* **What needs to be done**
Pick out each line with the word "have" from the material that follows.

* **Data for this task**
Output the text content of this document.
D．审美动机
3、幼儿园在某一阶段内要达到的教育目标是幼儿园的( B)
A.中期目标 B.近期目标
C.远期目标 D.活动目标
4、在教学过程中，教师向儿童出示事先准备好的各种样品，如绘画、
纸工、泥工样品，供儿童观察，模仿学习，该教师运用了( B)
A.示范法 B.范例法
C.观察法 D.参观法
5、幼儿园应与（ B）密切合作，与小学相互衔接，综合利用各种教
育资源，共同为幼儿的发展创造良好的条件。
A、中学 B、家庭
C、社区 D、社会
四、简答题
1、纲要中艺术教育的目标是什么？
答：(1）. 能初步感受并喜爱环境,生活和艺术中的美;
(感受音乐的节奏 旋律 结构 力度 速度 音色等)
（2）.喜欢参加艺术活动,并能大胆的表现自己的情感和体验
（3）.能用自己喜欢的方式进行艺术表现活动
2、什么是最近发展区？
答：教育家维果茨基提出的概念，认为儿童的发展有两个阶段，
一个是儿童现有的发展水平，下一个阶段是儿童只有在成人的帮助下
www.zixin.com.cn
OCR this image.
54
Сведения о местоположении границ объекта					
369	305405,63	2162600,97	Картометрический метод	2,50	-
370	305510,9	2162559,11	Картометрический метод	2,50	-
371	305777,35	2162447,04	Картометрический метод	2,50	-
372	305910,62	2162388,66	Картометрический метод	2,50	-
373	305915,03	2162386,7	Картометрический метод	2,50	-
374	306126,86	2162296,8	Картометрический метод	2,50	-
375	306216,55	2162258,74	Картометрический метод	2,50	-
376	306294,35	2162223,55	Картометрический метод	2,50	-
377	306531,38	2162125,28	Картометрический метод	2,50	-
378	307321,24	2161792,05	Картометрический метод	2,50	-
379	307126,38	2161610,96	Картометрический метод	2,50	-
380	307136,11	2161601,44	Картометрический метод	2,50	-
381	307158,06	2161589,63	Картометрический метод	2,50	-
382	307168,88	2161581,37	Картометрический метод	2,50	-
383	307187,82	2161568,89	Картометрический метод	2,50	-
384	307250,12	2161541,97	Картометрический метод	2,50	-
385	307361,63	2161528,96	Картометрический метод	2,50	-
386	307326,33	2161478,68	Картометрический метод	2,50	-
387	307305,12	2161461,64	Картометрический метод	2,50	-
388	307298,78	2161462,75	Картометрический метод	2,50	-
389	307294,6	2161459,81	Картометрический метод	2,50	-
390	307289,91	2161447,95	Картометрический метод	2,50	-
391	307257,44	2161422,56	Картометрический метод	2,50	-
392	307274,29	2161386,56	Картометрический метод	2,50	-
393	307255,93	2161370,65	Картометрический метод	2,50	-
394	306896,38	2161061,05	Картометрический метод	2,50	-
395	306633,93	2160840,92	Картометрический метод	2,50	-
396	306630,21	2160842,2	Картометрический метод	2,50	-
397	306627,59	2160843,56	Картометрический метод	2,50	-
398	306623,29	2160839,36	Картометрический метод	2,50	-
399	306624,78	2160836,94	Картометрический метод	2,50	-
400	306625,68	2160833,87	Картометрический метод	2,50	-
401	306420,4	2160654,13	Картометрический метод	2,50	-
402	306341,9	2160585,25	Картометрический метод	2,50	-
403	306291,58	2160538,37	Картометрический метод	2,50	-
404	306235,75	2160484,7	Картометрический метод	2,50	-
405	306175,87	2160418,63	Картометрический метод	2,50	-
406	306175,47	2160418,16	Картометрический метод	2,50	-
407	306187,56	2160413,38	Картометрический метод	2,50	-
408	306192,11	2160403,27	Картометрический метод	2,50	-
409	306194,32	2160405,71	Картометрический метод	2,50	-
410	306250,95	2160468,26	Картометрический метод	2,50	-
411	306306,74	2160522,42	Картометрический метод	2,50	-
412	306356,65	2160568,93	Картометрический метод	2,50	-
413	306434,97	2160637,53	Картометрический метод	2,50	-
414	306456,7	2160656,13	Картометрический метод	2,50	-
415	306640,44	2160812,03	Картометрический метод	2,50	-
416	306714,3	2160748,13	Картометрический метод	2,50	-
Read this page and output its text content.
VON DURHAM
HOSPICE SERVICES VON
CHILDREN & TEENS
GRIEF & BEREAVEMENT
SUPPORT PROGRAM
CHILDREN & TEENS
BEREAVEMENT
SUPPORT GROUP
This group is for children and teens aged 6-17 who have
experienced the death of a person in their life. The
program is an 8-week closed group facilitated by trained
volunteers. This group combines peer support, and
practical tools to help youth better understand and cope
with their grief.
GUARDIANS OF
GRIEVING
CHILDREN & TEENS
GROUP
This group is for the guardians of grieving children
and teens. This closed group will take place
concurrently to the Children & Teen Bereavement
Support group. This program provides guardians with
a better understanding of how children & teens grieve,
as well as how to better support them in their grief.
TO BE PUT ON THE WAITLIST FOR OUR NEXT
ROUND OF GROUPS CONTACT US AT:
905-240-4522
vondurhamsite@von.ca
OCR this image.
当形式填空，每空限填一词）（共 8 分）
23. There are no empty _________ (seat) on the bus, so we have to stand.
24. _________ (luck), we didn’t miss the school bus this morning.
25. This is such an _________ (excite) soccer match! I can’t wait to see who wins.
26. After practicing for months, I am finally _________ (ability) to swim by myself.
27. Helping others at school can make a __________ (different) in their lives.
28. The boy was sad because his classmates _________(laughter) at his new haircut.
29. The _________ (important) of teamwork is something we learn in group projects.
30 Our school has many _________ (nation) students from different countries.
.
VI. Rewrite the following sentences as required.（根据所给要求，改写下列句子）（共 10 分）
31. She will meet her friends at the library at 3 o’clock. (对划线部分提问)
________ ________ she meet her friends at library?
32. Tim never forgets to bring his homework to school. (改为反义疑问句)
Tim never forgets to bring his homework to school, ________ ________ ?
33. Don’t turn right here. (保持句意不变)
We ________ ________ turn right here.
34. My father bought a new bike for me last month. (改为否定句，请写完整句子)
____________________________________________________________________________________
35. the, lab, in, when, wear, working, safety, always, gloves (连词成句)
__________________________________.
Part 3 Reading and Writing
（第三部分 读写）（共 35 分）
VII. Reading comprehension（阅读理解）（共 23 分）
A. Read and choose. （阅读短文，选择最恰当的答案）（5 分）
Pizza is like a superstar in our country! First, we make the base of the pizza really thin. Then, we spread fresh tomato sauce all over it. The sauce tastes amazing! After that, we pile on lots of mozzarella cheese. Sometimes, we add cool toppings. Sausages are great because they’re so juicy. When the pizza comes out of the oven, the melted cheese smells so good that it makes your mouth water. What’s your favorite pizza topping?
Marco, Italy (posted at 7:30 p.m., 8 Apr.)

* **Task result**
This group is for children and teens aged 6-17 who have
23. There are no empty _________ (seat) on the bus, so we have to stand.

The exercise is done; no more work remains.